• **原文**:

═══

【投稿】日本社会にはびこる歪んだ朝鮮観/金栄春
2022年06月24日 09:00 寄稿慰安婦問題、徴用工訴訟問題で日本と南当局の関係が最悪状態にあった時期の昨年8月、在日コリアンが集住する京都ウトロ地区と名古屋の韓国民団愛知県本部、隣接する名古屋韓国学校への放火、その後には奈良の民団北葛支部への不審火などの容疑で逮捕された奈良県桜井市に在住する22歳の青年が逮捕時、動機について供述した言い草が、自信たっぷりに「朝鮮人が嫌い」だからと言ったことに大きな衝撃を受けた。
この青年はこれまで在日朝鮮人の知人、友人もいなく、接触したこともないのに「朝鮮人が嫌い」だからと言ったということは、日本社会に根深くはびこる、歪んだ「朝鮮観」に汚染されての認識、犯行であったことを示している。
昨今、在日朝鮮人を標的にしたヘイトスピーチがとどまることなく広がり、それを煽り、実践している「在特会」などの排外主義的な団体や「ネット右翼」も拡大している。
東京・新大久保や大阪・つるはしなどのコリアタウンで「いい朝鮮人も、悪い朝鮮人も、みんな殺せ!」、「死ね!帰れ!」と口汚く罵る「ヘイトスピーチ」が何の制限もなく垂れ流されている。
今年は日本が朝鮮を植民地支配した1910年から112年、1945年8月15日の日本の敗戦による植民地支配統治の終焉から77年になるが、日本社会の「朝鮮観」は依然として歪んだままである。
日本は2010年に高校無償化を実施することになったが、朝鮮学校は除外した。神奈川県知事は、朝鮮の核実験を口実に何のかかわりもない朝鮮学校への補助金を停止、東京都町田市では各学校への「防犯ベル」支給対象から朝鮮学校を除外する差別政策を行政として施行した。
民間企業でも、化粧品会社DHCがライバル社に対し、ほぼ全員がコリアン系日本人であるとして、蔑称の「チョントリー」と揶揄し、自社は「純粋な日本企業」と記す民族差別をあからさまにしていた。

═══

• **提供データ**:
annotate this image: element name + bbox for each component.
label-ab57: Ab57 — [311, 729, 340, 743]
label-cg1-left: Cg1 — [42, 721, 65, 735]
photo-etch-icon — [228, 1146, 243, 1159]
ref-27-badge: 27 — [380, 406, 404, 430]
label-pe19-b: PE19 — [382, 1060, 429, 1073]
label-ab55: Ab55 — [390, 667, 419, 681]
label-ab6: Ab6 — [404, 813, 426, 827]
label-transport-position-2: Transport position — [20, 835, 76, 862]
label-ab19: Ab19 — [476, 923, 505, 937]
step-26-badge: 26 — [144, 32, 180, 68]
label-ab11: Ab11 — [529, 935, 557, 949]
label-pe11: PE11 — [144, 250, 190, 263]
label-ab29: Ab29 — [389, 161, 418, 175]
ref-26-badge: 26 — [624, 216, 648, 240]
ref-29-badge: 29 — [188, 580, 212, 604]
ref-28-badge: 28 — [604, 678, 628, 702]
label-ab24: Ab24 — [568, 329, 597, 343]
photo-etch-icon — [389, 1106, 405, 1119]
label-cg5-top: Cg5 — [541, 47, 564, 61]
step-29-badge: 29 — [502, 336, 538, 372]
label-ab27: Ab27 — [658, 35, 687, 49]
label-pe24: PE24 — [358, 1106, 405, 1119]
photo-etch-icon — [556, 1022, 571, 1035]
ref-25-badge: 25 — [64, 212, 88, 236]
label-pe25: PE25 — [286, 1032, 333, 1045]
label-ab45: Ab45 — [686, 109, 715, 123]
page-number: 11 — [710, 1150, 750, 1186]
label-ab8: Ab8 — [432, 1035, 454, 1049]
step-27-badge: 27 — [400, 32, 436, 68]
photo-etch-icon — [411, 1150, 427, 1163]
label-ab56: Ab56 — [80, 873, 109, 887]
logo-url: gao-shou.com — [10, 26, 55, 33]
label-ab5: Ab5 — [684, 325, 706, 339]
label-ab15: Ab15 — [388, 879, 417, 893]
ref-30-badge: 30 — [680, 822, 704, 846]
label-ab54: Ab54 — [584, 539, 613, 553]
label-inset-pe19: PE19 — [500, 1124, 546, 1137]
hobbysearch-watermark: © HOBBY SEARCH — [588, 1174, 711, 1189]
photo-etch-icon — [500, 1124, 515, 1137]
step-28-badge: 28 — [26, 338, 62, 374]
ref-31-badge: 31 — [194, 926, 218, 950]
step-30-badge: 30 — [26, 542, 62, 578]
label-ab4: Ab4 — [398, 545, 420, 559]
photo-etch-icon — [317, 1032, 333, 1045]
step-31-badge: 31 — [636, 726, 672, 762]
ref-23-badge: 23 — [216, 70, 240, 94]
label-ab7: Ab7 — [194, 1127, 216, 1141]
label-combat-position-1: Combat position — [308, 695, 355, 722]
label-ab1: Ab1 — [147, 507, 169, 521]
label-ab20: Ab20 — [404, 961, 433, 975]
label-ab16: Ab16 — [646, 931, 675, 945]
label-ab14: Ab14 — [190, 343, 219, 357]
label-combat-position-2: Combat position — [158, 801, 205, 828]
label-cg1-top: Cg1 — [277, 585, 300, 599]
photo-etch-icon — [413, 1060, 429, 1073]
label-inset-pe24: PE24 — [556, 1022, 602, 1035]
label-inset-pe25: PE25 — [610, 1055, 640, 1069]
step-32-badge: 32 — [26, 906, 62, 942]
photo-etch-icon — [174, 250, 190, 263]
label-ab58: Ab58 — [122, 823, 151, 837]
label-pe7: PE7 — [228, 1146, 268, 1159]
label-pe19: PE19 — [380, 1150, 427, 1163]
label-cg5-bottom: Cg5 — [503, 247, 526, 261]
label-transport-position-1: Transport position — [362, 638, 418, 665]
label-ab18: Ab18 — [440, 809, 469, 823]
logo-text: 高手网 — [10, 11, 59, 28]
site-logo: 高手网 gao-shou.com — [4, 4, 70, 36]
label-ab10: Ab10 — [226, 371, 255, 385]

═══

• **課題 1**:
原文の「東京・新大久保や大阪・つるは」から「差別をあからさまにしていた。」までを、一字一句違えずに書き出すこと。
• **課題 2**:
原文によれば、東京都町田市が朝鮮学校を除外したのは、各学校への何の支給対象からか。

• **解答 1**:
東京・新大久保や大阪・つるはしなどのコリアタウンで「いい朝鮮人も、悪い朝鮮人も、みんな殺せ!」、「死ね!帰れ!」と口汚く罵る「ヘイトスピーチ」が何の制限もなく垂れ流されている。
今年は日本が朝鮮を植民地支配した1910年から112年、1945年8月15日の日本の敗戦による植民地支配統治の終焉から77年になるが、日本社会の「朝鮮観」は依然として歪んだままである。
日本は2010年に高校無償化を実施することになったが、朝鮮学校は除外した。神奈川県知事は、朝鮮の核実験を口実に何のかかわりもない朝鮮学校への補助金を停止、東京都町田市では各学校への「防犯ベル」支給対象から朝鮮学校を除外する差別政策を行政として施行した。
民間企業でも、化粧品会社DHCがライバル社に対し、ほぼ全員がコリアン系日本人であるとして、蔑称の「チョントリー」と揶揄し、自社は「純粋な日本企業」と記す民族差別をあからさまにしていた。

• **解答 2**:
「防犯ベル」の支給対象から除外した。